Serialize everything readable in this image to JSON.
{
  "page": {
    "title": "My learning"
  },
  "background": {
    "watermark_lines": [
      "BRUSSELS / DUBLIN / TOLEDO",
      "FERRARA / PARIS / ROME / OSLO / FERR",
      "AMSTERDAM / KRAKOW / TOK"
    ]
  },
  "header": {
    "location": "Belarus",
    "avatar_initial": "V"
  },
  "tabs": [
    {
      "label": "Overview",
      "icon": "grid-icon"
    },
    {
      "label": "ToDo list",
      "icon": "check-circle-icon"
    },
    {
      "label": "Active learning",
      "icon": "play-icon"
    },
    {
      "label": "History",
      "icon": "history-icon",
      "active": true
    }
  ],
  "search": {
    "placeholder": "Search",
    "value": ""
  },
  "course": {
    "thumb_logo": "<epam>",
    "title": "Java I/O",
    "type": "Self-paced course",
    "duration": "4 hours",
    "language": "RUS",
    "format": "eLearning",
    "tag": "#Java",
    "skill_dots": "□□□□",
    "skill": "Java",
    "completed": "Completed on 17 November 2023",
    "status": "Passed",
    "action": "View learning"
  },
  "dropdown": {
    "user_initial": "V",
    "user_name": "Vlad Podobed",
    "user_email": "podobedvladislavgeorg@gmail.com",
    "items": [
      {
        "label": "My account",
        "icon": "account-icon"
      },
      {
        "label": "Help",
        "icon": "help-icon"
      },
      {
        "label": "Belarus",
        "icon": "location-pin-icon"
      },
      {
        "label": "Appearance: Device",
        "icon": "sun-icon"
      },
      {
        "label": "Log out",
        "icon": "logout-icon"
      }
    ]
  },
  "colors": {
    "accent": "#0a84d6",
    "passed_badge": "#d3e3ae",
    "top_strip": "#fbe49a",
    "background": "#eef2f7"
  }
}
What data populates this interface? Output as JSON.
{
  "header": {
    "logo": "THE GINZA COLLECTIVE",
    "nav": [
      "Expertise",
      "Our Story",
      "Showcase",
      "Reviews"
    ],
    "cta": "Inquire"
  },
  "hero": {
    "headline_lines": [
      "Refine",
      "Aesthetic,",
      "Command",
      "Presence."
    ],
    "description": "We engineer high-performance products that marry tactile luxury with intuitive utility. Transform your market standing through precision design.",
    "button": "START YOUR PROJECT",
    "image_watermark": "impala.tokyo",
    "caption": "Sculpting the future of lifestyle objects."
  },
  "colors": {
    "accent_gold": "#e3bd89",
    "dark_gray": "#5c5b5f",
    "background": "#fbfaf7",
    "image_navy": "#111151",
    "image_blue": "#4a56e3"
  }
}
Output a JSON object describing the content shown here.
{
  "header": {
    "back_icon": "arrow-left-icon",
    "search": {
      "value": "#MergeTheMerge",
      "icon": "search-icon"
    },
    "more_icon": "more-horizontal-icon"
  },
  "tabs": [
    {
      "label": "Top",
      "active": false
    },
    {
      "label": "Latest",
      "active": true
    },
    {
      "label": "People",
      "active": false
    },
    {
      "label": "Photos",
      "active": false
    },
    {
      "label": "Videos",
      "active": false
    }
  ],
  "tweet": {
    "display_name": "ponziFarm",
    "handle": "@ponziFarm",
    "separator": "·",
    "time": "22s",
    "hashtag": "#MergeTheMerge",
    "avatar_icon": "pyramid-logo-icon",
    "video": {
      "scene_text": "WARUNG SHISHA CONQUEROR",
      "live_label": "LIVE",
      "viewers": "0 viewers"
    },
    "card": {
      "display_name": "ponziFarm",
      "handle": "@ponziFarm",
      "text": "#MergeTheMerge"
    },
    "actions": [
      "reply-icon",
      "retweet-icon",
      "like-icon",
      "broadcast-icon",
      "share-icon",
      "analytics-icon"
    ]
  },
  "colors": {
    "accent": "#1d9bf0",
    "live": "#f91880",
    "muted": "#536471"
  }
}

# # # #

--- Written exercise ---
Emit the records above again, exactly, with no line skipped.

--- Correct response ---
Serialize everything readable in this image to JSON.
{
  "page": {
    "title": "My learning"
  },
  "background": {
    "watermark_lines": [
      "BRUSSELS / DUBLIN / TOLEDO",
      "FERRARA / PARIS / ROME / OSLO / FERR",
      "AMSTERDAM / KRAKOW / TOK"
    ]
  },
  "header": {
    "location": "Belarus",
    "avatar_initial": "V"
  },
  "tabs": [
    {
      "label": "Overview",
      "icon": "grid-icon"
    },
    {
      "label": "ToDo list",
      "icon": "check-circle-icon"
    },
    {
      "label": "Active learning",
      "icon": "play-icon"
    },
    {
      "label": "History",
      "icon": "history-icon",
      "active": true
    }
  ],
  "search": {
    "placeholder": "Search",
    "value": ""
  },
  "course": {
    "thumb_logo": "<epam>",
    "title": "Java I/O",
    "type": "Self-paced course",
    "duration": "4 hours",
    "language": "RUS",
    "format": "eLearning",
    "tag": "#Java",
    "skill_dots": "□□□□",
    "skill": "Java",
    "completed": "Completed on 17 November 2023",
    "status": "Passed",
    "action": "View learning"
  },
  "dropdown": {
    "user_initial": "V",
    "user_name": "Vlad Podobed",
    "user_email": "podobedvladislavgeorg@gmail.com",
    "items": [
      {
        "label": "My account",
        "icon": "account-icon"
      },
      {
        "label": "Help",
        "icon": "help-icon"
      },
      {
        "label": "Belarus",
        "icon": "location-pin-icon"
      },
      {
        "label": "Appearance: Device",
        "icon": "sun-icon"
      },
      {
        "label": "Log out",
        "icon": "logout-icon"
      }
    ]
  },
  "colors": {
    "accent": "#0a84d6",
    "passed_badge": "#d3e3ae",
    "top_strip": "#fbe49a",
    "background": "#eef2f7"
  }
}
What data populates this interface? Output as JSON.
{
  "header": {
    "logo": "THE GINZA COLLECTIVE",
    "nav": [
      "Expertise",
      "Our Story",
      "Showcase",
      "Reviews"
    ],
    "cta": "Inquire"
  },
  "hero": {
    "headline_lines": [
      "Refine",
      "Aesthetic,",
      "Command",
      "Presence."
    ],
    "description": "We engineer high-performance products that marry tactile luxury with intuitive utility. Transform your market standing through precision design.",
    "button": "START YOUR PROJECT",
    "image_watermark": "impala.tokyo",
    "caption": "Sculpting the future of lifestyle objects."
  },
  "colors": {
    "accent_gold": "#e3bd89",
    "dark_gray": "#5c5b5f",
    "background": "#fbfaf7",
    "image_navy": "#111151",
    "image_blue": "#4a56e3"
  }
}
Output a JSON object describing the content shown here.
{
  "header": {
    "back_icon": "arrow-left-icon",
    "search": {
      "value": "#MergeTheMerge",
      "icon": "search-icon"
    },
    "more_icon": "more-horizontal-icon"
  },
  "tabs": [
    {
      "label": "Top",
      "active": false
    },
    {
      "label": "Latest",
      "active": true
    },
    {
      "label": "People",
      "active": false
    },
    {
      "label": "Photos",
      "active": false
    },
    {
      "label": "Videos",
      "active": false
    }
  ],
  "tweet": {
    "display_name": "ponziFarm",
    "handle": "@ponziFarm",
    "separator": "·",
    "time": "22s",
    "hashtag": "#MergeTheMerge",
    "avatar_icon": "pyramid-logo-icon",
    "video": {
      "scene_text": "WARUNG SHISHA CONQUEROR",
      "live_label": "LIVE",
      "viewers": "0 viewers"
    },
    "card": {
      "display_name": "ponziFarm",
      "handle": "@ponziFarm",
      "text": "#MergeTheMerge"
    },
    "actions": [
      "reply-icon",
      "retweet-icon",
      "like-icon",
      "broadcast-icon",
      "share-icon",
      "analytics-icon"
    ]
  },
  "colors": {
    "accent": "#1d9bf0",
    "live": "#f91880",
    "muted": "#536471"
  }
}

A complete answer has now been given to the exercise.